What is needed: Extract the full listing verbatim and drop any pictures from your copy.

Listing:
╭──
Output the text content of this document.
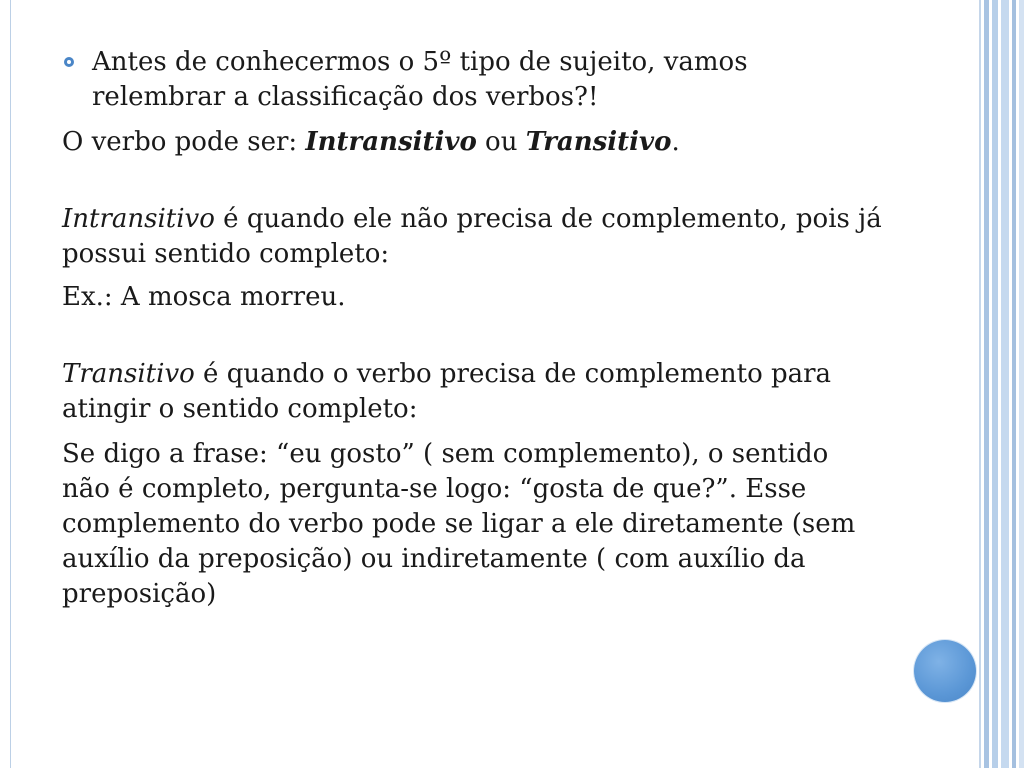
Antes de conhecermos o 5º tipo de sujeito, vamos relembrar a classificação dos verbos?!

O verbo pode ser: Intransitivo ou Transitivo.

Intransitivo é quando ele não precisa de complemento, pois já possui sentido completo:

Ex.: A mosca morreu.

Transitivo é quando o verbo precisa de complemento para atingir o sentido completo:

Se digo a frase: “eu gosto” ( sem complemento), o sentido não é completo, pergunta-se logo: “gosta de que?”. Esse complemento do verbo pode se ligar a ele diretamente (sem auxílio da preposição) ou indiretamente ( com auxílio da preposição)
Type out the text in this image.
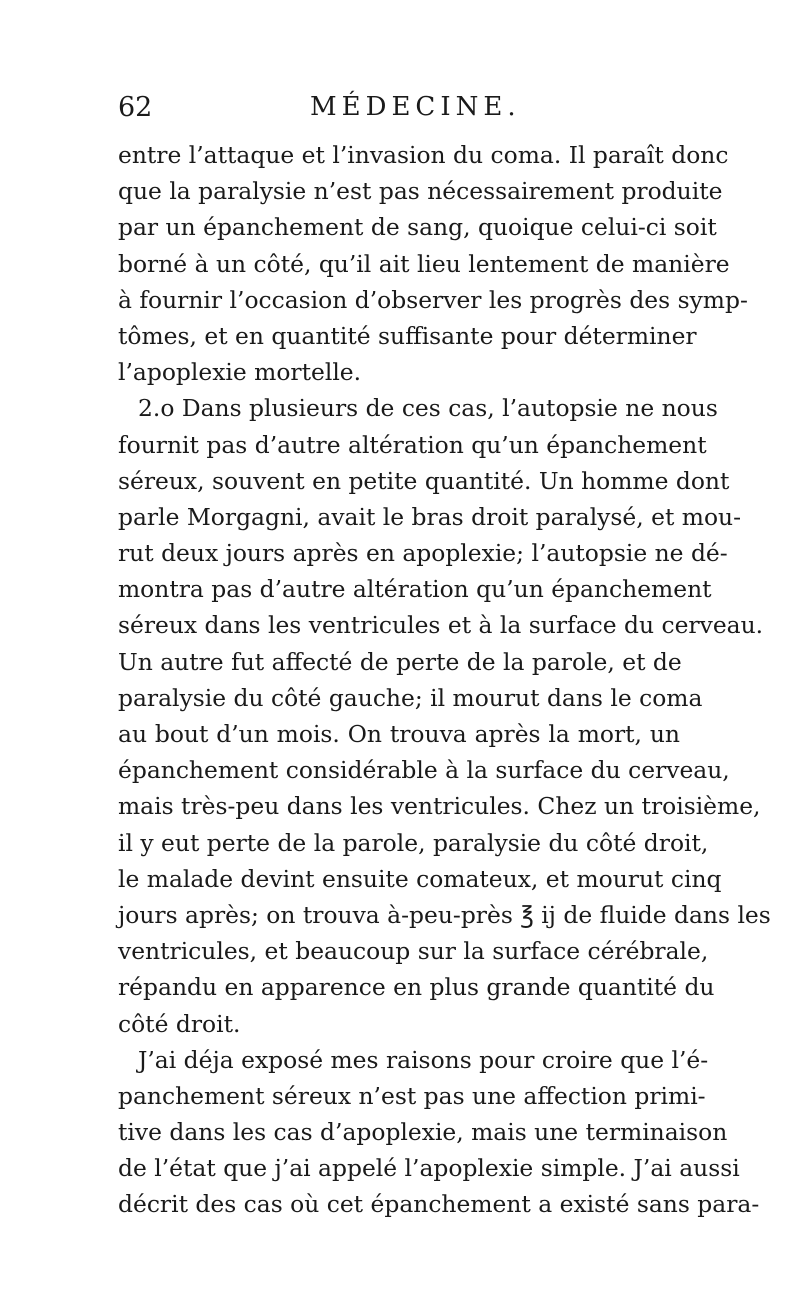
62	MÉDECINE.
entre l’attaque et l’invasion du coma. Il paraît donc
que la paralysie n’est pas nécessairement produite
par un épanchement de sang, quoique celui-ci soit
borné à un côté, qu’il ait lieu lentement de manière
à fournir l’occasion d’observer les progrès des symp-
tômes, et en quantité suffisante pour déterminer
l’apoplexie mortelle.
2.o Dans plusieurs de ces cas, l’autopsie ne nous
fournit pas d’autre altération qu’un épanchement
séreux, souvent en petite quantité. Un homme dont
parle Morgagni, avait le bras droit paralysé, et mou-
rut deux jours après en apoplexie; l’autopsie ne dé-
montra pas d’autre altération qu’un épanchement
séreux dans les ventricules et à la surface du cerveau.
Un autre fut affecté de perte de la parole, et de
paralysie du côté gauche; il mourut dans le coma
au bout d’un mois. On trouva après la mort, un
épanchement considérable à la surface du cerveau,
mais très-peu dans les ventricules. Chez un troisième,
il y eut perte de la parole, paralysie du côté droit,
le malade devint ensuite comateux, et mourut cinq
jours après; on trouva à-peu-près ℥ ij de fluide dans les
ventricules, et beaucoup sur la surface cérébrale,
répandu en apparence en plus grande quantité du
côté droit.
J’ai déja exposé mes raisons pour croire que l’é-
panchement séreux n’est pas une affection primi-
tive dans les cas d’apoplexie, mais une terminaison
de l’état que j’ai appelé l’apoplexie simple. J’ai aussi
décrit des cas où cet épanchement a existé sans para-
╰──
Finished task:
Output the text content of this document.
Antes de conhecermos o 5º tipo de sujeito, vamos relembrar a classificação dos verbos?!

O verbo pode ser: Intransitivo ou Transitivo.

Intransitivo é quando ele não precisa de complemento, pois já possui sentido completo:

Ex.: A mosca morreu.

Transitivo é quando o verbo precisa de complemento para atingir o sentido completo:

Se digo a frase: “eu gosto” ( sem complemento), o sentido não é completo, pergunta-se logo: “gosta de que?”. Esse complemento do verbo pode se ligar a ele diretamente (sem auxílio da preposição) ou indiretamente ( com auxílio da preposição)
Type out the text in this image.
62	MÉDECINE.
entre l’attaque et l’invasion du coma. Il paraît donc
que la paralysie n’est pas nécessairement produite
par un épanchement de sang, quoique celui-ci soit
borné à un côté, qu’il ait lieu lentement de manière
à fournir l’occasion d’observer les progrès des symp-
tômes, et en quantité suffisante pour déterminer
l’apoplexie mortelle.
2.o Dans plusieurs de ces cas, l’autopsie ne nous
fournit pas d’autre altération qu’un épanchement
séreux, souvent en petite quantité. Un homme dont
parle Morgagni, avait le bras droit paralysé, et mou-
rut deux jours après en apoplexie; l’autopsie ne dé-
montra pas d’autre altération qu’un épanchement
séreux dans les ventricules et à la surface du cerveau.
Un autre fut affecté de perte de la parole, et de
paralysie du côté gauche; il mourut dans le coma
au bout d’un mois. On trouva après la mort, un
épanchement considérable à la surface du cerveau,
mais très-peu dans les ventricules. Chez un troisième,
il y eut perte de la parole, paralysie du côté droit,
le malade devint ensuite comateux, et mourut cinq
jours après; on trouva à-peu-près ℥ ij de fluide dans les
ventricules, et beaucoup sur la surface cérébrale,
répandu en apparence en plus grande quantité du
côté droit.
J’ai déja exposé mes raisons pour croire que l’é-
panchement séreux n’est pas une affection primi-
tive dans les cas d’apoplexie, mais une terminaison
de l’état que j’ai appelé l’apoplexie simple. J’ai aussi
décrit des cas où cet épanchement a existé sans para-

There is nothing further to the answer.